_WHAT IS EXPECTED_
The records underneath are to be repeated exactly, with the pictures left out.

_EXTRACTED INFORMATION_
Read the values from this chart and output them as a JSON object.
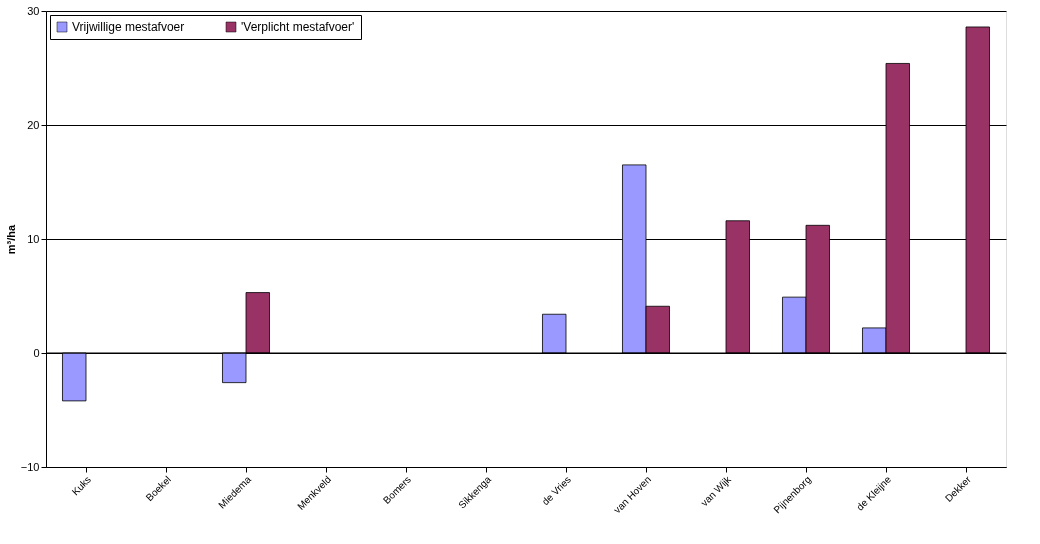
{
  "chart_data": {
    "type": "bar",
    "ylabel": "m³/ha",
    "categories": [
      "Kuks",
      "Boekel",
      "Miedema",
      "Menkveld",
      "Bomers",
      "Sikkenga",
      "de Vries",
      "van Hoven",
      "van Wijk",
      "Pijnenborg",
      "de Kleijne",
      "Dekker"
    ],
    "series": [
      {
        "name": "Vrijwillige mestafvoer",
        "color": "#9999ff",
        "values": [
          -4.2,
          null,
          -2.6,
          null,
          null,
          null,
          3.4,
          16.5,
          null,
          4.9,
          2.2,
          null
        ]
      },
      {
        "name": "'Verplicht mestafvoer'",
        "color": "#993366",
        "values": [
          null,
          null,
          5.3,
          null,
          null,
          null,
          null,
          4.1,
          11.6,
          11.2,
          25.4,
          28.6
        ]
      }
    ],
    "ylim": [
      -10,
      30
    ],
    "yticks": [
      -10,
      0,
      10,
      20,
      30
    ],
    "grid": "y",
    "legend": "top left"
  }
}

_REPLY_
Read the values from this chart and output them as a JSON object.
{
  "chart_data": {
    "type": "bar",
    "ylabel": "m³/ha",
    "categories": [
      "Kuks",
      "Boekel",
      "Miedema",
      "Menkveld",
      "Bomers",
      "Sikkenga",
      "de Vries",
      "van Hoven",
      "van Wijk",
      "Pijnenborg",
      "de Kleijne",
      "Dekker"
    ],
    "series": [
      {
        "name": "Vrijwillige mestafvoer",
        "color": "#9999ff",
        "values": [
          -4.2,
          null,
          -2.6,
          null,
          null,
          null,
          3.4,
          16.5,
          null,
          4.9,
          2.2,
          null
        ]
      },
      {
        "name": "'Verplicht mestafvoer'",
        "color": "#993366",
        "values": [
          null,
          null,
          5.3,
          null,
          null,
          null,
          null,
          4.1,
          11.6,
          11.2,
          25.4,
          28.6
        ]
      }
    ],
    "ylim": [
      -10,
      30
    ],
    "yticks": [
      -10,
      0,
      10,
      20,
      30
    ],
    "grid": "y",
    "legend": "top left"
  }
}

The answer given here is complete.